Transcribe the records below in full; pictures stay out of the copy.

>> Start DATA SHOWN

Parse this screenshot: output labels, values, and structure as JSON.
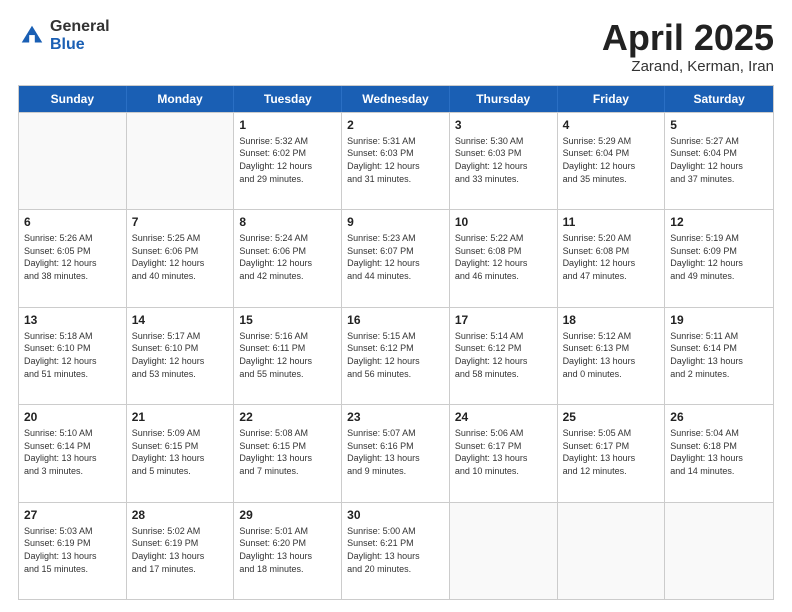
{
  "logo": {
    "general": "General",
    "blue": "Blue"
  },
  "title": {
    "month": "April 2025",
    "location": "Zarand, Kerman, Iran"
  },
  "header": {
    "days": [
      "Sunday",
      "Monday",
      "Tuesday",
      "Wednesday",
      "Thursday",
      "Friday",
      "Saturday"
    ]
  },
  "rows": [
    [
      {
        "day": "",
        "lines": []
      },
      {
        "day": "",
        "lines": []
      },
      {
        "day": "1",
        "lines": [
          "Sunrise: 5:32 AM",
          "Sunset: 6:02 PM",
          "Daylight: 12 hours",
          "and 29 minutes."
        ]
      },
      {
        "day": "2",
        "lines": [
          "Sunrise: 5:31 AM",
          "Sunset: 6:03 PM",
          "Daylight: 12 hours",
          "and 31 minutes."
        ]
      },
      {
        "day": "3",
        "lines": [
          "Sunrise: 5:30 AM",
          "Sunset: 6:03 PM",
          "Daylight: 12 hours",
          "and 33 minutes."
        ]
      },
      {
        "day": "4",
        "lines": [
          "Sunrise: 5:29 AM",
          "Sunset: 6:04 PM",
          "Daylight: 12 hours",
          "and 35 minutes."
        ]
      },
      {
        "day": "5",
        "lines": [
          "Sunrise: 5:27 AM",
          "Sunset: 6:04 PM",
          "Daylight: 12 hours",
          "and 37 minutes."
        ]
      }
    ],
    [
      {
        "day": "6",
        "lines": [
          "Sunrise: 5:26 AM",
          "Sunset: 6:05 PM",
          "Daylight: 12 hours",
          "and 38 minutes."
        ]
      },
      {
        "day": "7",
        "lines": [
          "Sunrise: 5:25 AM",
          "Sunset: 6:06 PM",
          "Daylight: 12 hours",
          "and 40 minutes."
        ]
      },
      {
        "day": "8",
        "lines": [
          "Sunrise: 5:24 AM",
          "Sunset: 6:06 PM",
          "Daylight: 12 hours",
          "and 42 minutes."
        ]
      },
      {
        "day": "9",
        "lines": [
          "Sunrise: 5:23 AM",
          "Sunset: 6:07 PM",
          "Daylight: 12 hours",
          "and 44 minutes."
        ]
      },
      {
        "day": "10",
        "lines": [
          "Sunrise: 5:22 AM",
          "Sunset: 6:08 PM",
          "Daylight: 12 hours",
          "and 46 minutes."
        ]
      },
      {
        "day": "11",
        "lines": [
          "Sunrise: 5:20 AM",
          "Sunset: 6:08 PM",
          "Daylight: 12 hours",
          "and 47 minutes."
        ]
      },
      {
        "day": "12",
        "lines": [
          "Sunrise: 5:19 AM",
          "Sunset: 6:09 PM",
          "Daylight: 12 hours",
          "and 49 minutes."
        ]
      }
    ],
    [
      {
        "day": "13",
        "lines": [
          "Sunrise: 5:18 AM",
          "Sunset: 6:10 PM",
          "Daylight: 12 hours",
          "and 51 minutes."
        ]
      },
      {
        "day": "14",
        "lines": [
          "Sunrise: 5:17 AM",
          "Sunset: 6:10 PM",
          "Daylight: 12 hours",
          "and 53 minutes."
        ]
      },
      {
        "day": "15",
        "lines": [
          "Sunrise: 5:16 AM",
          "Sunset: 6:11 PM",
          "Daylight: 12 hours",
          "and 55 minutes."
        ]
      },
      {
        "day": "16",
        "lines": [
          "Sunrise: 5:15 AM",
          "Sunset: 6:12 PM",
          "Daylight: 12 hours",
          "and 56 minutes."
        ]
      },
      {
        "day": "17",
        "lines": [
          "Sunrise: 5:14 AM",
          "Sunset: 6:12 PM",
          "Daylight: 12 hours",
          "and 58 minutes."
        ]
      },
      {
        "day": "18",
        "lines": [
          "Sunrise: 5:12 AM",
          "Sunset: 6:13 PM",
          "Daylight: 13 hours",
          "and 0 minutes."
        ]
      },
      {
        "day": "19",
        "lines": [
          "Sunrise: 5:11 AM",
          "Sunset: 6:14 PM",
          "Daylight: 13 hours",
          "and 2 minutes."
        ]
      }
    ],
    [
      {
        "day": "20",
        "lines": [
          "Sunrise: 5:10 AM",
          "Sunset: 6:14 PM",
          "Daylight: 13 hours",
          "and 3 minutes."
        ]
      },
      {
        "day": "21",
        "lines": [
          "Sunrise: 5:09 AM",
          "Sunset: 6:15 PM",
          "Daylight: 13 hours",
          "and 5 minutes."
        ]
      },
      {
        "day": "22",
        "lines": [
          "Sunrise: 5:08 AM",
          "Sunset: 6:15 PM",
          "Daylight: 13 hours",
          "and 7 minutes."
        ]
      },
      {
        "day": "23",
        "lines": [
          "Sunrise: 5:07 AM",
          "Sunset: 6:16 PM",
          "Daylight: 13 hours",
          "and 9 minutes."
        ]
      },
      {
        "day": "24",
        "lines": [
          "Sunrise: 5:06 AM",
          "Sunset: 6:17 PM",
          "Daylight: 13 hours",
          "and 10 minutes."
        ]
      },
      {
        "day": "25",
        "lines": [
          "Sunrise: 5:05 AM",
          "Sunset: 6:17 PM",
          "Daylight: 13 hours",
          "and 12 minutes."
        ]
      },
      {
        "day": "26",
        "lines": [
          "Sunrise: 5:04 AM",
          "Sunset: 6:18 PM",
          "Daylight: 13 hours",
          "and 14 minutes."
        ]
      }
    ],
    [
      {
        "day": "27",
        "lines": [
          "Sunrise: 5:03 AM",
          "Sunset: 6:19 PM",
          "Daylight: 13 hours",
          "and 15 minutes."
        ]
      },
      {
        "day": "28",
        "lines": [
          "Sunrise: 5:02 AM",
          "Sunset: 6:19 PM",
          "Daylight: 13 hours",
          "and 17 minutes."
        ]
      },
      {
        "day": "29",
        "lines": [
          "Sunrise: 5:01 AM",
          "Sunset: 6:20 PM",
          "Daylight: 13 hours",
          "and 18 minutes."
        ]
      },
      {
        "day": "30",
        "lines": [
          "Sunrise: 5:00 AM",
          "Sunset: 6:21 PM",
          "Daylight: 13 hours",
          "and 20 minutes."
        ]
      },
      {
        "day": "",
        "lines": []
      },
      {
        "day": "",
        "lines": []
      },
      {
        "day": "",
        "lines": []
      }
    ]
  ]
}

>> End DATA SHOWN

ANSWER TO THE TASK:
Parse this screenshot: output labels, values, and structure as JSON.
{
  "logo": {
    "general": "General",
    "blue": "Blue"
  },
  "title": {
    "month": "April 2025",
    "location": "Zarand, Kerman, Iran"
  },
  "header": {
    "days": [
      "Sunday",
      "Monday",
      "Tuesday",
      "Wednesday",
      "Thursday",
      "Friday",
      "Saturday"
    ]
  },
  "rows": [
    [
      {
        "day": "",
        "lines": []
      },
      {
        "day": "",
        "lines": []
      },
      {
        "day": "1",
        "lines": [
          "Sunrise: 5:32 AM",
          "Sunset: 6:02 PM",
          "Daylight: 12 hours",
          "and 29 minutes."
        ]
      },
      {
        "day": "2",
        "lines": [
          "Sunrise: 5:31 AM",
          "Sunset: 6:03 PM",
          "Daylight: 12 hours",
          "and 31 minutes."
        ]
      },
      {
        "day": "3",
        "lines": [
          "Sunrise: 5:30 AM",
          "Sunset: 6:03 PM",
          "Daylight: 12 hours",
          "and 33 minutes."
        ]
      },
      {
        "day": "4",
        "lines": [
          "Sunrise: 5:29 AM",
          "Sunset: 6:04 PM",
          "Daylight: 12 hours",
          "and 35 minutes."
        ]
      },
      {
        "day": "5",
        "lines": [
          "Sunrise: 5:27 AM",
          "Sunset: 6:04 PM",
          "Daylight: 12 hours",
          "and 37 minutes."
        ]
      }
    ],
    [
      {
        "day": "6",
        "lines": [
          "Sunrise: 5:26 AM",
          "Sunset: 6:05 PM",
          "Daylight: 12 hours",
          "and 38 minutes."
        ]
      },
      {
        "day": "7",
        "lines": [
          "Sunrise: 5:25 AM",
          "Sunset: 6:06 PM",
          "Daylight: 12 hours",
          "and 40 minutes."
        ]
      },
      {
        "day": "8",
        "lines": [
          "Sunrise: 5:24 AM",
          "Sunset: 6:06 PM",
          "Daylight: 12 hours",
          "and 42 minutes."
        ]
      },
      {
        "day": "9",
        "lines": [
          "Sunrise: 5:23 AM",
          "Sunset: 6:07 PM",
          "Daylight: 12 hours",
          "and 44 minutes."
        ]
      },
      {
        "day": "10",
        "lines": [
          "Sunrise: 5:22 AM",
          "Sunset: 6:08 PM",
          "Daylight: 12 hours",
          "and 46 minutes."
        ]
      },
      {
        "day": "11",
        "lines": [
          "Sunrise: 5:20 AM",
          "Sunset: 6:08 PM",
          "Daylight: 12 hours",
          "and 47 minutes."
        ]
      },
      {
        "day": "12",
        "lines": [
          "Sunrise: 5:19 AM",
          "Sunset: 6:09 PM",
          "Daylight: 12 hours",
          "and 49 minutes."
        ]
      }
    ],
    [
      {
        "day": "13",
        "lines": [
          "Sunrise: 5:18 AM",
          "Sunset: 6:10 PM",
          "Daylight: 12 hours",
          "and 51 minutes."
        ]
      },
      {
        "day": "14",
        "lines": [
          "Sunrise: 5:17 AM",
          "Sunset: 6:10 PM",
          "Daylight: 12 hours",
          "and 53 minutes."
        ]
      },
      {
        "day": "15",
        "lines": [
          "Sunrise: 5:16 AM",
          "Sunset: 6:11 PM",
          "Daylight: 12 hours",
          "and 55 minutes."
        ]
      },
      {
        "day": "16",
        "lines": [
          "Sunrise: 5:15 AM",
          "Sunset: 6:12 PM",
          "Daylight: 12 hours",
          "and 56 minutes."
        ]
      },
      {
        "day": "17",
        "lines": [
          "Sunrise: 5:14 AM",
          "Sunset: 6:12 PM",
          "Daylight: 12 hours",
          "and 58 minutes."
        ]
      },
      {
        "day": "18",
        "lines": [
          "Sunrise: 5:12 AM",
          "Sunset: 6:13 PM",
          "Daylight: 13 hours",
          "and 0 minutes."
        ]
      },
      {
        "day": "19",
        "lines": [
          "Sunrise: 5:11 AM",
          "Sunset: 6:14 PM",
          "Daylight: 13 hours",
          "and 2 minutes."
        ]
      }
    ],
    [
      {
        "day": "20",
        "lines": [
          "Sunrise: 5:10 AM",
          "Sunset: 6:14 PM",
          "Daylight: 13 hours",
          "and 3 minutes."
        ]
      },
      {
        "day": "21",
        "lines": [
          "Sunrise: 5:09 AM",
          "Sunset: 6:15 PM",
          "Daylight: 13 hours",
          "and 5 minutes."
        ]
      },
      {
        "day": "22",
        "lines": [
          "Sunrise: 5:08 AM",
          "Sunset: 6:15 PM",
          "Daylight: 13 hours",
          "and 7 minutes."
        ]
      },
      {
        "day": "23",
        "lines": [
          "Sunrise: 5:07 AM",
          "Sunset: 6:16 PM",
          "Daylight: 13 hours",
          "and 9 minutes."
        ]
      },
      {
        "day": "24",
        "lines": [
          "Sunrise: 5:06 AM",
          "Sunset: 6:17 PM",
          "Daylight: 13 hours",
          "and 10 minutes."
        ]
      },
      {
        "day": "25",
        "lines": [
          "Sunrise: 5:05 AM",
          "Sunset: 6:17 PM",
          "Daylight: 13 hours",
          "and 12 minutes."
        ]
      },
      {
        "day": "26",
        "lines": [
          "Sunrise: 5:04 AM",
          "Sunset: 6:18 PM",
          "Daylight: 13 hours",
          "and 14 minutes."
        ]
      }
    ],
    [
      {
        "day": "27",
        "lines": [
          "Sunrise: 5:03 AM",
          "Sunset: 6:19 PM",
          "Daylight: 13 hours",
          "and 15 minutes."
        ]
      },
      {
        "day": "28",
        "lines": [
          "Sunrise: 5:02 AM",
          "Sunset: 6:19 PM",
          "Daylight: 13 hours",
          "and 17 minutes."
        ]
      },
      {
        "day": "29",
        "lines": [
          "Sunrise: 5:01 AM",
          "Sunset: 6:20 PM",
          "Daylight: 13 hours",
          "and 18 minutes."
        ]
      },
      {
        "day": "30",
        "lines": [
          "Sunrise: 5:00 AM",
          "Sunset: 6:21 PM",
          "Daylight: 13 hours",
          "and 20 minutes."
        ]
      },
      {
        "day": "",
        "lines": []
      },
      {
        "day": "",
        "lines": []
      },
      {
        "day": "",
        "lines": []
      }
    ]
  ]
}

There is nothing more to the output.